Figure dataset records:
** START **
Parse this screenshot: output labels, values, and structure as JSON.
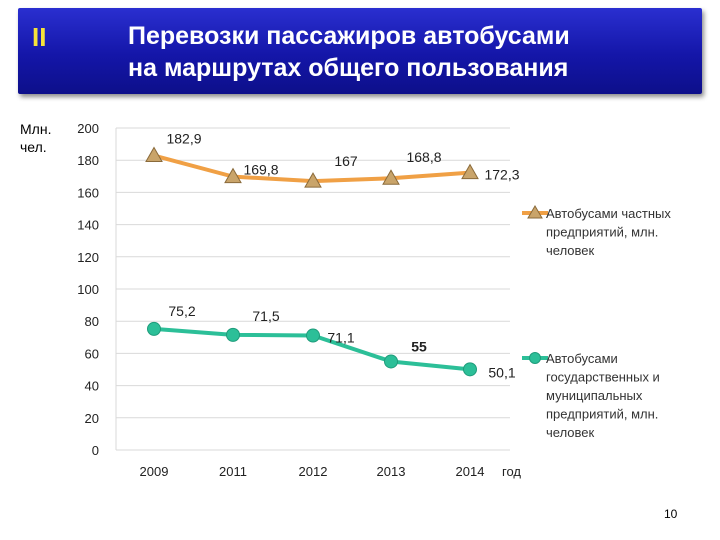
{
  "slide": {
    "section": "II",
    "title_line1": "Перевозки пассажиров автобусами",
    "title_line2": "на маршрутах общего пользования",
    "page_number": "10"
  },
  "chart_data": {
    "type": "line",
    "ylabel_line1": "Млн.",
    "ylabel_line2": "чел.",
    "xlabel": "год",
    "categories": [
      "2009",
      "2011",
      "2012",
      "2013",
      "2014"
    ],
    "ylim": [
      0,
      200
    ],
    "yticks": [
      0,
      20,
      40,
      60,
      80,
      100,
      120,
      140,
      160,
      180,
      200
    ],
    "grid": "horizontal",
    "legend_position": "right",
    "series": [
      {
        "name_lines": [
          "Автобусами частных",
          "предприятий, млн.",
          "человек"
        ],
        "values": [
          182.9,
          169.8,
          167,
          168.8,
          172.3
        ],
        "labels": [
          "182,9",
          "169,8",
          "167",
          "168,8",
          "172,3"
        ],
        "color": "#f0a045",
        "marker": "triangle",
        "marker_color": "#c9a46a"
      },
      {
        "name_lines": [
          "Автобусами",
          "государственных и",
          "муниципальных",
          "предприятий, млн.",
          "человек"
        ],
        "values": [
          75.2,
          71.5,
          71.1,
          55,
          50.1
        ],
        "labels": [
          "75,2",
          "71,5",
          "71,1",
          "55",
          "50,1"
        ],
        "color": "#2cbf98",
        "marker": "circle",
        "marker_color": "#2cbf98"
      }
    ]
  }
}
** END **
| TASK REQUIREMENTS |
Each line above is to be copied verbatim. Drop any image from the copy.

| ANSWER IN FULL |
Parse this screenshot: output labels, values, and structure as JSON.
{
  "slide": {
    "section": "II",
    "title_line1": "Перевозки пассажиров автобусами",
    "title_line2": "на маршрутах общего пользования",
    "page_number": "10"
  },
  "chart_data": {
    "type": "line",
    "ylabel_line1": "Млн.",
    "ylabel_line2": "чел.",
    "xlabel": "год",
    "categories": [
      "2009",
      "2011",
      "2012",
      "2013",
      "2014"
    ],
    "ylim": [
      0,
      200
    ],
    "yticks": [
      0,
      20,
      40,
      60,
      80,
      100,
      120,
      140,
      160,
      180,
      200
    ],
    "grid": "horizontal",
    "legend_position": "right",
    "series": [
      {
        "name_lines": [
          "Автобусами частных",
          "предприятий, млн.",
          "человек"
        ],
        "values": [
          182.9,
          169.8,
          167,
          168.8,
          172.3
        ],
        "labels": [
          "182,9",
          "169,8",
          "167",
          "168,8",
          "172,3"
        ],
        "color": "#f0a045",
        "marker": "triangle",
        "marker_color": "#c9a46a"
      },
      {
        "name_lines": [
          "Автобусами",
          "государственных и",
          "муниципальных",
          "предприятий, млн.",
          "человек"
        ],
        "values": [
          75.2,
          71.5,
          71.1,
          55,
          50.1
        ],
        "labels": [
          "75,2",
          "71,5",
          "71,1",
          "55",
          "50,1"
        ],
        "color": "#2cbf98",
        "marker": "circle",
        "marker_color": "#2cbf98"
      }
    ]
  }
}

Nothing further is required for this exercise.